Reproduce all of the listing below without alteration.

**Record extracts**:
__________
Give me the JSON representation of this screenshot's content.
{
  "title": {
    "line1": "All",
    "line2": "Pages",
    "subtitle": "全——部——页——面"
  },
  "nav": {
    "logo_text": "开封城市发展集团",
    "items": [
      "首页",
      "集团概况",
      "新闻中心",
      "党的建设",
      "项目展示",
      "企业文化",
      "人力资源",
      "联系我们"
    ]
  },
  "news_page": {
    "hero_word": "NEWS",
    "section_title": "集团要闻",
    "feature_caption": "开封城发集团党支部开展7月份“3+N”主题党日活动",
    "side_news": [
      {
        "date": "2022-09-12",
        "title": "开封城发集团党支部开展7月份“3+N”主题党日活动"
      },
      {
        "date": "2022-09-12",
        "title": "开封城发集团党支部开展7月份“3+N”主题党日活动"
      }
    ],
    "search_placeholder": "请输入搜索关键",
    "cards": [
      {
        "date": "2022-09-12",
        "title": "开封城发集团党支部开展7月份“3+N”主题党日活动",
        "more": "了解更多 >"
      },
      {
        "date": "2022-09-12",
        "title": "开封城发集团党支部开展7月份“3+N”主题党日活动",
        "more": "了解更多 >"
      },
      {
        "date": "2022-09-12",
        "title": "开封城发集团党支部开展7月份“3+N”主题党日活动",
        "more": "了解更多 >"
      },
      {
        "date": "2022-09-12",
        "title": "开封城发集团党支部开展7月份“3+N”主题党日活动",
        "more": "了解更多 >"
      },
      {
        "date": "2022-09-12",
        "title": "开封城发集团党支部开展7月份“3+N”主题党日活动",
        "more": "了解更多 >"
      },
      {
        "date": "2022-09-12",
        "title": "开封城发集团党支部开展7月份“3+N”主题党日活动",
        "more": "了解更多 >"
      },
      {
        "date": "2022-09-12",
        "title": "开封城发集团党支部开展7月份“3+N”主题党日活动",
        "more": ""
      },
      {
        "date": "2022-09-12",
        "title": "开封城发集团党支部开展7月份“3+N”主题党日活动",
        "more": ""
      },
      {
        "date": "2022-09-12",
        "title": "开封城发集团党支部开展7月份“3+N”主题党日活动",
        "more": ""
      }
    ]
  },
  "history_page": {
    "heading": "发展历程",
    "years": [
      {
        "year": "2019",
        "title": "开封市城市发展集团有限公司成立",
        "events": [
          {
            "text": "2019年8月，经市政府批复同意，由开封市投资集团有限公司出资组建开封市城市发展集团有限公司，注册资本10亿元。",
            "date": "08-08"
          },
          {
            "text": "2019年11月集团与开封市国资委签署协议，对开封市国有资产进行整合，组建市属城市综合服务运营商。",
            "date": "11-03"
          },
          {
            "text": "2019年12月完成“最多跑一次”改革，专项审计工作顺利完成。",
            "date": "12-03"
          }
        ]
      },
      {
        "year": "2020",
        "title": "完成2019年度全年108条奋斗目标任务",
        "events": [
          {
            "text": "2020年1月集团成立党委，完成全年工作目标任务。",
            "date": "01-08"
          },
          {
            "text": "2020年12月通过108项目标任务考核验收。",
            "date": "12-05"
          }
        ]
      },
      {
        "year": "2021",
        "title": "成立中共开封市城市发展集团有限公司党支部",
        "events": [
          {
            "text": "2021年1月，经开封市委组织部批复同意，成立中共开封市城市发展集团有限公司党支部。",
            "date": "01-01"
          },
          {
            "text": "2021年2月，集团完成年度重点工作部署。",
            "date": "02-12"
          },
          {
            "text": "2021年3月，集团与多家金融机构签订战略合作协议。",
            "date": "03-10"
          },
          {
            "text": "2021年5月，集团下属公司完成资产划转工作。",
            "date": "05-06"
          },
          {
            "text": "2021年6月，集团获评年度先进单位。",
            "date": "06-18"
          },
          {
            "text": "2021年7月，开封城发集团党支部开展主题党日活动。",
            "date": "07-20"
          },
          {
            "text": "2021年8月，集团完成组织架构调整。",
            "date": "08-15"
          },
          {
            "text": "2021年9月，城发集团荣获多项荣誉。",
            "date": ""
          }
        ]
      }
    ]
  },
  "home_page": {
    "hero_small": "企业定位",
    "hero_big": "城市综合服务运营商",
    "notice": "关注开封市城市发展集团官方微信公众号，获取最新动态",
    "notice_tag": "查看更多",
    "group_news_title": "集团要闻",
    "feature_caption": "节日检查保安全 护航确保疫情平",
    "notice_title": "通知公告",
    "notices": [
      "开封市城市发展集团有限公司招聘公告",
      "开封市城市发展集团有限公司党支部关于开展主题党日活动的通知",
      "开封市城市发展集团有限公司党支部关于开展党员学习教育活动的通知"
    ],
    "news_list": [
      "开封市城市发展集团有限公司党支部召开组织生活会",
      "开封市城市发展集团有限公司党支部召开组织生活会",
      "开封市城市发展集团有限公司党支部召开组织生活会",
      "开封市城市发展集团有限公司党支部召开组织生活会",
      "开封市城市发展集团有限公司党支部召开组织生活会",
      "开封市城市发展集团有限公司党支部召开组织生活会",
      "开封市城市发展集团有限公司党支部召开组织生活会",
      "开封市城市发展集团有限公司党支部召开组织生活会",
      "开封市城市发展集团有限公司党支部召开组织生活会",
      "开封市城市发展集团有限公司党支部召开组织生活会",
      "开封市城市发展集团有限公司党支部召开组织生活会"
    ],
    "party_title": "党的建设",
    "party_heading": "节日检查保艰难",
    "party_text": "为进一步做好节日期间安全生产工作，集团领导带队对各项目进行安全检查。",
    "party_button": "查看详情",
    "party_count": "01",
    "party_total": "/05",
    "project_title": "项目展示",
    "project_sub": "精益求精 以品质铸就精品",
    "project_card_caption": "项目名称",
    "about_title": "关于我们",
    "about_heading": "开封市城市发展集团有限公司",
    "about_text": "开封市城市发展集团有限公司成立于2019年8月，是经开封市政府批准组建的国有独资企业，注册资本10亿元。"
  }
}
__________
**Worked solution**:
Give me the JSON representation of this screenshot's content.
{
  "title": {
    "line1": "All",
    "line2": "Pages",
    "subtitle": "全——部——页——面"
  },
  "nav": {
    "logo_text": "开封城市发展集团",
    "items": [
      "首页",
      "集团概况",
      "新闻中心",
      "党的建设",
      "项目展示",
      "企业文化",
      "人力资源",
      "联系我们"
    ]
  },
  "news_page": {
    "hero_word": "NEWS",
    "section_title": "集团要闻",
    "feature_caption": "开封城发集团党支部开展7月份“3+N”主题党日活动",
    "side_news": [
      {
        "date": "2022-09-12",
        "title": "开封城发集团党支部开展7月份“3+N”主题党日活动"
      },
      {
        "date": "2022-09-12",
        "title": "开封城发集团党支部开展7月份“3+N”主题党日活动"
      }
    ],
    "search_placeholder": "请输入搜索关键",
    "cards": [
      {
        "date": "2022-09-12",
        "title": "开封城发集团党支部开展7月份“3+N”主题党日活动",
        "more": "了解更多 >"
      },
      {
        "date": "2022-09-12",
        "title": "开封城发集团党支部开展7月份“3+N”主题党日活动",
        "more": "了解更多 >"
      },
      {
        "date": "2022-09-12",
        "title": "开封城发集团党支部开展7月份“3+N”主题党日活动",
        "more": "了解更多 >"
      },
      {
        "date": "2022-09-12",
        "title": "开封城发集团党支部开展7月份“3+N”主题党日活动",
        "more": "了解更多 >"
      },
      {
        "date": "2022-09-12",
        "title": "开封城发集团党支部开展7月份“3+N”主题党日活动",
        "more": "了解更多 >"
      },
      {
        "date": "2022-09-12",
        "title": "开封城发集团党支部开展7月份“3+N”主题党日活动",
        "more": "了解更多 >"
      },
      {
        "date": "2022-09-12",
        "title": "开封城发集团党支部开展7月份“3+N”主题党日活动",
        "more": ""
      },
      {
        "date": "2022-09-12",
        "title": "开封城发集团党支部开展7月份“3+N”主题党日活动",
        "more": ""
      },
      {
        "date": "2022-09-12",
        "title": "开封城发集团党支部开展7月份“3+N”主题党日活动",
        "more": ""
      }
    ]
  },
  "history_page": {
    "heading": "发展历程",
    "years": [
      {
        "year": "2019",
        "title": "开封市城市发展集团有限公司成立",
        "events": [
          {
            "text": "2019年8月，经市政府批复同意，由开封市投资集团有限公司出资组建开封市城市发展集团有限公司，注册资本10亿元。",
            "date": "08-08"
          },
          {
            "text": "2019年11月集团与开封市国资委签署协议，对开封市国有资产进行整合，组建市属城市综合服务运营商。",
            "date": "11-03"
          },
          {
            "text": "2019年12月完成“最多跑一次”改革，专项审计工作顺利完成。",
            "date": "12-03"
          }
        ]
      },
      {
        "year": "2020",
        "title": "完成2019年度全年108条奋斗目标任务",
        "events": [
          {
            "text": "2020年1月集团成立党委，完成全年工作目标任务。",
            "date": "01-08"
          },
          {
            "text": "2020年12月通过108项目标任务考核验收。",
            "date": "12-05"
          }
        ]
      },
      {
        "year": "2021",
        "title": "成立中共开封市城市发展集团有限公司党支部",
        "events": [
          {
            "text": "2021年1月，经开封市委组织部批复同意，成立中共开封市城市发展集团有限公司党支部。",
            "date": "01-01"
          },
          {
            "text": "2021年2月，集团完成年度重点工作部署。",
            "date": "02-12"
          },
          {
            "text": "2021年3月，集团与多家金融机构签订战略合作协议。",
            "date": "03-10"
          },
          {
            "text": "2021年5月，集团下属公司完成资产划转工作。",
            "date": "05-06"
          },
          {
            "text": "2021年6月，集团获评年度先进单位。",
            "date": "06-18"
          },
          {
            "text": "2021年7月，开封城发集团党支部开展主题党日活动。",
            "date": "07-20"
          },
          {
            "text": "2021年8月，集团完成组织架构调整。",
            "date": "08-15"
          },
          {
            "text": "2021年9月，城发集团荣获多项荣誉。",
            "date": ""
          }
        ]
      }
    ]
  },
  "home_page": {
    "hero_small": "企业定位",
    "hero_big": "城市综合服务运营商",
    "notice": "关注开封市城市发展集团官方微信公众号，获取最新动态",
    "notice_tag": "查看更多",
    "group_news_title": "集团要闻",
    "feature_caption": "节日检查保安全 护航确保疫情平",
    "notice_title": "通知公告",
    "notices": [
      "开封市城市发展集团有限公司招聘公告",
      "开封市城市发展集团有限公司党支部关于开展主题党日活动的通知",
      "开封市城市发展集团有限公司党支部关于开展党员学习教育活动的通知"
    ],
    "news_list": [
      "开封市城市发展集团有限公司党支部召开组织生活会",
      "开封市城市发展集团有限公司党支部召开组织生活会",
      "开封市城市发展集团有限公司党支部召开组织生活会",
      "开封市城市发展集团有限公司党支部召开组织生活会",
      "开封市城市发展集团有限公司党支部召开组织生活会",
      "开封市城市发展集团有限公司党支部召开组织生活会",
      "开封市城市发展集团有限公司党支部召开组织生活会",
      "开封市城市发展集团有限公司党支部召开组织生活会",
      "开封市城市发展集团有限公司党支部召开组织生活会",
      "开封市城市发展集团有限公司党支部召开组织生活会",
      "开封市城市发展集团有限公司党支部召开组织生活会"
    ],
    "party_title": "党的建设",
    "party_heading": "节日检查保艰难",
    "party_text": "为进一步做好节日期间安全生产工作，集团领导带队对各项目进行安全检查。",
    "party_button": "查看详情",
    "party_count": "01",
    "party_total": "/05",
    "project_title": "项目展示",
    "project_sub": "精益求精 以品质铸就精品",
    "project_card_caption": "项目名称",
    "about_title": "关于我们",
    "about_heading": "开封市城市发展集团有限公司",
    "about_text": "开封市城市发展集团有限公司成立于2019年8月，是经开封市政府批准组建的国有独资企业，注册资本10亿元。"
  }
}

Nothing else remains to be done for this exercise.